AIM 1:
According to the Mixicles research summary, what other name are mixers known by?
AIM 2:
Write out the passage of the Mixicles research summary starting with "Core Research Question" and going on through "in the blockchain network.".

Research Summary - Mixicles: Simple Private Decentralized Finance

TL;DR

  • Chainlink Mixicles enable the creation of privacy-preserving financial smart contract instruments by separating payment inputs from payment outputs using a mixer design with conditioned reports from blockchain oracles. Mixicles provide privacy of both the terms and outcomes of the agreement by keeping information off-chain, while also minimizing expensive cryptographic computation.

Citation

  • Juels, A., Breidenbach, L., Coventry, A., Nazarov, S., Ellis, S., & Magauran, B. (2019, September 3). Mixicles: Simple Private Decentralized Finance. Retrieved from https://chain.link/mixicles.pdf

Link

Core Research Question

  • How can blockchain oracles enable the creation of privacy-preserving financial smart contracts on blockchain networks such as Ethereum without relying on expensive cryptography or complicated contract structures?

Background

  • Smart contracts are pieces of programmatic logic created by users that are hosted on a blockchain network. Every state change is initiated by a private key holder and is both executed and verified across every node in the blockchain network.
  • Blockchain oracles are off-chain mechanisms that connect on-chain smart contracts to external resources such as data APIs that operate outside of the blockchain network. Such data (conditioned reports) is often required in the execution of automated smart contract applications.
  • Decentralized Finance (DeFi) is an ecosystem of smart contract-based financial applications that seeks to increase transparency, facilitate fair economic access, and reduce counterparty risks through the use of decentralized blockchain networks and on-chain coded logic.
  • Mixers (also known as tumblers) are tools used for improving the anonymity of cryptocurrencies by disconnecting payment inputs from payment outputs by “mixing” user deposited funds together, obscuring the originating address from which funds were sent.

Summary

  • There is a large amount of value in the traditional economy waiting to migrate on-chain. However, there are currently two problems in the blockchain space preventing more sophisticated classes of financial agreements from being brought on-chain.
    • The first problem is access to secure and reliable blockchain oracles required for smart contracts to access external resources like data feeds. Chainlink aims to solve this problem through its decentralized oracle network, providing data feeds such as the price of a specific stock which can be used to settle an options contract at expiry.
    • The second problem is smart contract confidentiality as currently, smart contracts can leak critical business intelligence such as monetary amounts, instrument terms, and participating counterparties. Contract privacy is both a business and legal requirement for most traditional financial institutions in order to prevent front-running and/or undesired market movements.
  • To overcome these issues, this paper introduces the concept of a “mixicle”, an oracle-enabled smart contract providing confidentiality for on-chain DeFi instruments. Mixicles operate similarly to traditional mixers, but they provide a few key differences.

Layout annotation data
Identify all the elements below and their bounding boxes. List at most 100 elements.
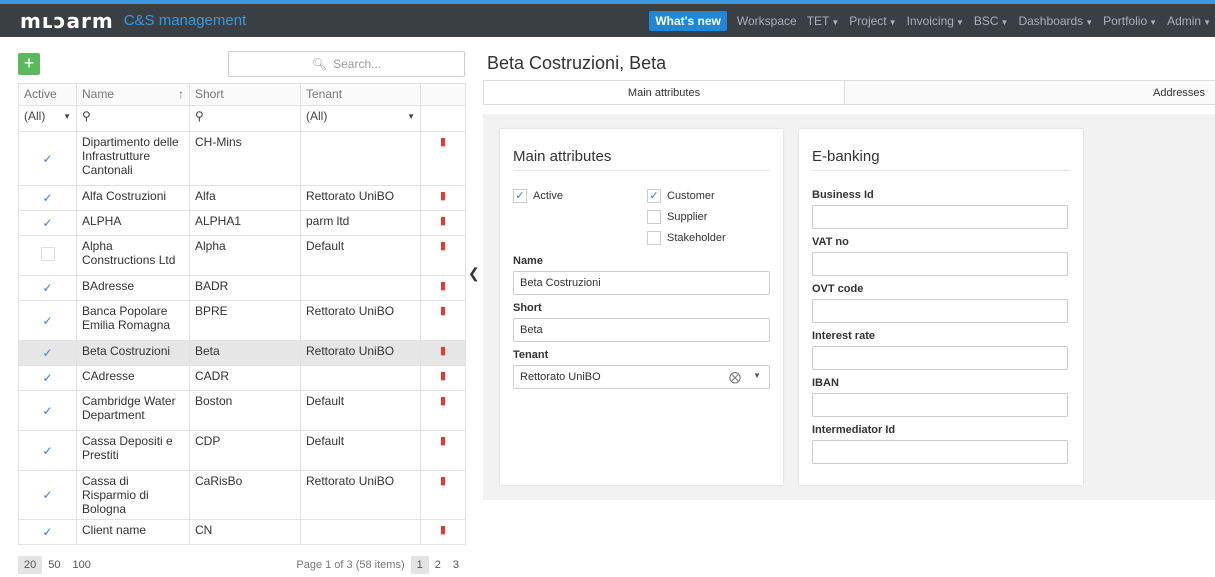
page-3-button[interactable]: 3 — [447, 556, 465, 574]
cell-active[interactable]: ✓ — [18, 519, 77, 545]
active-checkbox[interactable]: ✓ — [41, 488, 55, 502]
column-header-name[interactable]: Name ↑ — [76, 83, 190, 106]
table-row[interactable]: ✓ Cassa Depositi e Prestiti CDP Default ▮ — [18, 430, 466, 471]
active-checkbox[interactable]: ✓ Active — [513, 189, 563, 203]
delete-icon[interactable]: ▮ — [420, 235, 466, 276]
table-row[interactable]: ✓ Dipartimento delle Infrastrutture Canto… — [18, 131, 466, 186]
page-1-button[interactable]: 1 — [410, 556, 429, 574]
table-row[interactable]: ✓ ALPHA ALPHA1 parm ltd ▮ — [18, 210, 466, 236]
cell-active[interactable]: ✓ — [18, 340, 77, 366]
active-checkbox[interactable]: ✓ — [41, 404, 55, 418]
page-size-20[interactable]: 20 — [18, 556, 43, 574]
ebanking-field[interactable] — [812, 299, 1068, 323]
nav-item-bsc[interactable]: BSC ▼ — [974, 14, 1009, 28]
supplier-checkbox[interactable]: Supplier — [647, 210, 707, 224]
table-row[interactable]: ✓ Cassa di Risparmio di Bologna CaRisBo Ret… — [18, 470, 466, 520]
table-row[interactable]: ✓ Banca Popolare Emilia Romagna BPRE Rettor… — [18, 300, 466, 341]
add-button[interactable]: + — [18, 53, 40, 75]
name-field[interactable]: Beta Costruzioni — [513, 271, 770, 295]
collapse-panel-icon[interactable]: ❮ — [468, 265, 480, 282]
delete-icon[interactable]: ▮ — [420, 519, 466, 545]
active-checkbox[interactable]: ✓ — [41, 314, 55, 328]
filter-name[interactable]: ⚲ — [76, 105, 190, 132]
filter-tenant-value: (All) — [306, 109, 328, 123]
cell-active[interactable]: ✓ — [18, 185, 77, 211]
cell-tenant — [300, 275, 421, 301]
ebanking-field[interactable] — [812, 440, 1068, 464]
nav-item-admin[interactable]: Admin ▼ — [1167, 14, 1211, 28]
active-checkbox[interactable]: ✓ — [41, 346, 55, 360]
active-checkbox[interactable]: ✓ — [41, 152, 55, 166]
active-checkbox[interactable] — [40, 247, 55, 261]
active-checkbox[interactable]: ✓ — [41, 444, 55, 458]
column-header-active[interactable]: Active — [18, 83, 77, 106]
stakeholder-checkbox[interactable]: Stakeholder — [647, 231, 726, 245]
ebanking-field[interactable] — [812, 205, 1068, 229]
page-size-100[interactable]: 100 — [67, 556, 97, 574]
page-size-50[interactable]: 50 — [42, 556, 66, 574]
table-row[interactable]: Alpha Constructions Ltd Alpha Default ▮ — [18, 235, 466, 276]
cell-active[interactable]: ✓ — [18, 275, 77, 301]
table-row[interactable]: ✓ Client name CN ▮ — [18, 519, 466, 545]
filter-short[interactable]: ⚲ — [189, 105, 301, 132]
cell-active[interactable]: ✓ — [18, 470, 77, 520]
nav-item-project[interactable]: Project ▼ — [849, 14, 896, 28]
active-checkbox[interactable]: ✓ — [41, 191, 55, 205]
caret-down-icon: ▼ — [1085, 17, 1094, 27]
delete-icon[interactable]: ▮ — [420, 390, 466, 431]
cell-active[interactable]: ✓ — [18, 390, 77, 431]
tab-main-attributes[interactable]: Main attributes — [484, 81, 844, 104]
delete-icon[interactable]: ▮ — [420, 210, 466, 236]
filter-active[interactable]: (All) ▼ — [18, 105, 77, 132]
cell-active[interactable]: ✓ — [18, 430, 77, 471]
nav-item-invoicing[interactable]: Invoicing ▼ — [907, 14, 964, 28]
cell-active[interactable]: ✓ — [18, 210, 77, 236]
delete-icon[interactable]: ▮ — [420, 185, 466, 211]
app-logo[interactable]: mʟɔarm — [20, 9, 114, 33]
ebanking-field[interactable] — [812, 393, 1068, 417]
nav-item-portfolio[interactable]: Portfolio ▼ — [1103, 14, 1157, 28]
sort-asc-icon: ↑ — [178, 87, 184, 101]
filter-tenant[interactable]: (All) ▼ — [300, 105, 421, 132]
delete-icon[interactable]: ▮ — [420, 275, 466, 301]
active-checkbox[interactable]: ✓ — [41, 281, 55, 295]
cell-active[interactable]: ✓ — [18, 131, 77, 186]
cell-tenant — [300, 365, 421, 391]
column-header-short[interactable]: Short — [189, 83, 301, 106]
active-checkbox[interactable]: ✓ — [41, 371, 55, 385]
clear-icon[interactable]: ⨂ — [729, 370, 741, 384]
page-2-button[interactable]: 2 — [429, 556, 447, 574]
whats-new-button[interactable]: What's new — [649, 10, 727, 31]
cell-active[interactable]: ✓ — [18, 365, 77, 391]
chevron-down-icon[interactable]: ▼ — [753, 371, 761, 380]
delete-icon[interactable]: ▮ — [420, 340, 466, 366]
customer-checkbox[interactable]: ✓ Customer — [647, 189, 715, 203]
delete-icon[interactable]: ▮ — [420, 430, 466, 471]
table-row[interactable]: ✓ Beta Costruzioni Beta Rettorato UniBO ▮ — [18, 340, 466, 366]
tenant-select[interactable]: Rettorato UniBO ⨂ ▼ — [513, 365, 770, 389]
nav-item-tet[interactable]: TET ▼ — [807, 14, 840, 28]
tab-addresses[interactable]: Addresses — [844, 81, 1215, 104]
cell-tenant: Default — [300, 430, 421, 471]
delete-icon[interactable]: ▮ — [420, 131, 466, 186]
cell-active[interactable]: ✓ — [18, 300, 77, 341]
table-row[interactable]: ✓ Alfa Costruzioni Alfa Rettorato UniBO ▮ — [18, 185, 466, 211]
search-input[interactable]: 🔍︎ Search... — [228, 51, 465, 77]
table-row[interactable]: ✓ CAdresse CADR ▮ — [18, 365, 466, 391]
cell-active[interactable] — [18, 235, 77, 276]
chevron-down-icon: ▼ — [407, 112, 415, 121]
nav-item-dashboards[interactable]: Dashboards ▼ — [1018, 14, 1093, 28]
active-checkbox[interactable]: ✓ — [41, 525, 55, 539]
short-field[interactable]: Beta — [513, 318, 770, 342]
table-row[interactable]: ✓ Cambridge Water Department Boston Default… — [18, 390, 466, 431]
cell-tenant — [300, 131, 421, 186]
delete-icon[interactable]: ▮ — [420, 365, 466, 391]
column-header-tenant[interactable]: Tenant — [300, 83, 421, 106]
ebanking-field[interactable] — [812, 346, 1068, 370]
delete-icon[interactable]: ▮ — [420, 470, 466, 520]
ebanking-field[interactable] — [812, 252, 1068, 276]
nav-item-workspace[interactable]: Workspace — [737, 14, 797, 28]
active-checkbox[interactable]: ✓ — [41, 216, 55, 230]
table-row[interactable]: ✓ BAdresse BADR ▮ — [18, 275, 466, 301]
delete-icon[interactable]: ▮ — [420, 300, 466, 341]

EXERCISE SOLUTION 1:
Tumblers

EXERCISE SOLUTION 2:
Core Research Question

  • How can blockchain oracles enable the creation of privacy-preserving financial smart contracts on blockchain networks such as Ethereum without relying on expensive cryptography or complicated contract structures?

Background

  • Smart contracts are pieces of programmatic logic created by users that are hosted on a blockchain network. Every state change is initiated by a private key holder and is both executed and verified across every node in the blockchain network.